= Problem to solve =
Could you transcribe the material below exactly, without leaving out a single line?

= Exercise inputs =
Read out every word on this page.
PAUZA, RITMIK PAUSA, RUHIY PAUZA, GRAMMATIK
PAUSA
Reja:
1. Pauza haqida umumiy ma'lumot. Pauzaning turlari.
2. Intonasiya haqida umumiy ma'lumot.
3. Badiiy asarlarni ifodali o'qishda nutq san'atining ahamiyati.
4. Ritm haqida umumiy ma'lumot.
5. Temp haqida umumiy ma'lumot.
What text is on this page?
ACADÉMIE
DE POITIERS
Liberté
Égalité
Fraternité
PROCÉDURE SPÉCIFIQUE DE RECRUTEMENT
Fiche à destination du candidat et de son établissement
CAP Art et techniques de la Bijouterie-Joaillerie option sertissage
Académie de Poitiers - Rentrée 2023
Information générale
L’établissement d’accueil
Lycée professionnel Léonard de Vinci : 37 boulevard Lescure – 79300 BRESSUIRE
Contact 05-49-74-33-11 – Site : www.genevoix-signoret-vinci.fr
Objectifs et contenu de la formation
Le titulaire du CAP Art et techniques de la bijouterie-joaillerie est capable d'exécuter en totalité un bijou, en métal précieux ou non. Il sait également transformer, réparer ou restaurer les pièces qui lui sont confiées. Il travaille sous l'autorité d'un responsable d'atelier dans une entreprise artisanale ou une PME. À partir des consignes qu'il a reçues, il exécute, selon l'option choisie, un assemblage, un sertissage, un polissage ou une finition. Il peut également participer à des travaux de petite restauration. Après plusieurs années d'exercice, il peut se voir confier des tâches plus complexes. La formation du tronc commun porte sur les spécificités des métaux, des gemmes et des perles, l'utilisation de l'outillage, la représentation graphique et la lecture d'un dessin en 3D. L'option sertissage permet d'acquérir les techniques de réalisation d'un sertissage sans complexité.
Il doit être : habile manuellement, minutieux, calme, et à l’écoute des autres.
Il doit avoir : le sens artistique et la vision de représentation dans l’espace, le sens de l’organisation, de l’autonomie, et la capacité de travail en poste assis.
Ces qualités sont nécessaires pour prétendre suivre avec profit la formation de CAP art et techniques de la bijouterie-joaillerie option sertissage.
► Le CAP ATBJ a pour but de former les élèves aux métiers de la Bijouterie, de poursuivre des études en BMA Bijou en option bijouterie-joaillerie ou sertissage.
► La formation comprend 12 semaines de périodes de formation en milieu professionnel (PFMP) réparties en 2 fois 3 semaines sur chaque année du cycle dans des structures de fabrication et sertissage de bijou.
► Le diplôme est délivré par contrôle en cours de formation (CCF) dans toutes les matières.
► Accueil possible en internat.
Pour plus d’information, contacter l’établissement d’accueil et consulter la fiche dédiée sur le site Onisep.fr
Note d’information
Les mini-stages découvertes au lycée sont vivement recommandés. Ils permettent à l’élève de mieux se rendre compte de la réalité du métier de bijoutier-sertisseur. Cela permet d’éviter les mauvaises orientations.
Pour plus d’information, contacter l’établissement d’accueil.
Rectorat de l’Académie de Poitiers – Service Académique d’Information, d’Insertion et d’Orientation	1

= Answer to the task =
Read out every word on this page.
PAUZA, RITMIK PAUSA, RUHIY PAUZA, GRAMMATIK
PAUSA
Reja:
1. Pauza haqida umumiy ma'lumot. Pauzaning turlari.
2. Intonasiya haqida umumiy ma'lumot.
3. Badiiy asarlarni ifodali o'qishda nutq san'atining ahamiyati.
4. Ritm haqida umumiy ma'lumot.
5. Temp haqida umumiy ma'lumot.
What text is on this page?
ACADÉMIE
DE POITIERS
Liberté
Égalité
Fraternité
PROCÉDURE SPÉCIFIQUE DE RECRUTEMENT
Fiche à destination du candidat et de son établissement
CAP Art et techniques de la Bijouterie-Joaillerie option sertissage
Académie de Poitiers - Rentrée 2023
Information générale
L’établissement d’accueil
Lycée professionnel Léonard de Vinci : 37 boulevard Lescure – 79300 BRESSUIRE
Contact 05-49-74-33-11 – Site : www.genevoix-signoret-vinci.fr
Objectifs et contenu de la formation
Le titulaire du CAP Art et techniques de la bijouterie-joaillerie est capable d'exécuter en totalité un bijou, en métal précieux ou non. Il sait également transformer, réparer ou restaurer les pièces qui lui sont confiées. Il travaille sous l'autorité d'un responsable d'atelier dans une entreprise artisanale ou une PME. À partir des consignes qu'il a reçues, il exécute, selon l'option choisie, un assemblage, un sertissage, un polissage ou une finition. Il peut également participer à des travaux de petite restauration. Après plusieurs années d'exercice, il peut se voir confier des tâches plus complexes. La formation du tronc commun porte sur les spécificités des métaux, des gemmes et des perles, l'utilisation de l'outillage, la représentation graphique et la lecture d'un dessin en 3D. L'option sertissage permet d'acquérir les techniques de réalisation d'un sertissage sans complexité.
Il doit être : habile manuellement, minutieux, calme, et à l’écoute des autres.
Il doit avoir : le sens artistique et la vision de représentation dans l’espace, le sens de l’organisation, de l’autonomie, et la capacité de travail en poste assis.
Ces qualités sont nécessaires pour prétendre suivre avec profit la formation de CAP art et techniques de la bijouterie-joaillerie option sertissage.
► Le CAP ATBJ a pour but de former les élèves aux métiers de la Bijouterie, de poursuivre des études en BMA Bijou en option bijouterie-joaillerie ou sertissage.
► La formation comprend 12 semaines de périodes de formation en milieu professionnel (PFMP) réparties en 2 fois 3 semaines sur chaque année du cycle dans des structures de fabrication et sertissage de bijou.
► Le diplôme est délivré par contrôle en cours de formation (CCF) dans toutes les matières.
► Accueil possible en internat.
Pour plus d’information, contacter l’établissement d’accueil et consulter la fiche dédiée sur le site Onisep.fr
Note d’information
Les mini-stages découvertes au lycée sont vivement recommandés. Ils permettent à l’élève de mieux se rendre compte de la réalité du métier de bijoutier-sertisseur. Cela permet d’éviter les mauvaises orientations.
Pour plus d’information, contacter l’établissement d’accueil.
Rectorat de l’Académie de Poitiers – Service Académique d’Information, d’Insertion et d’Orientation	1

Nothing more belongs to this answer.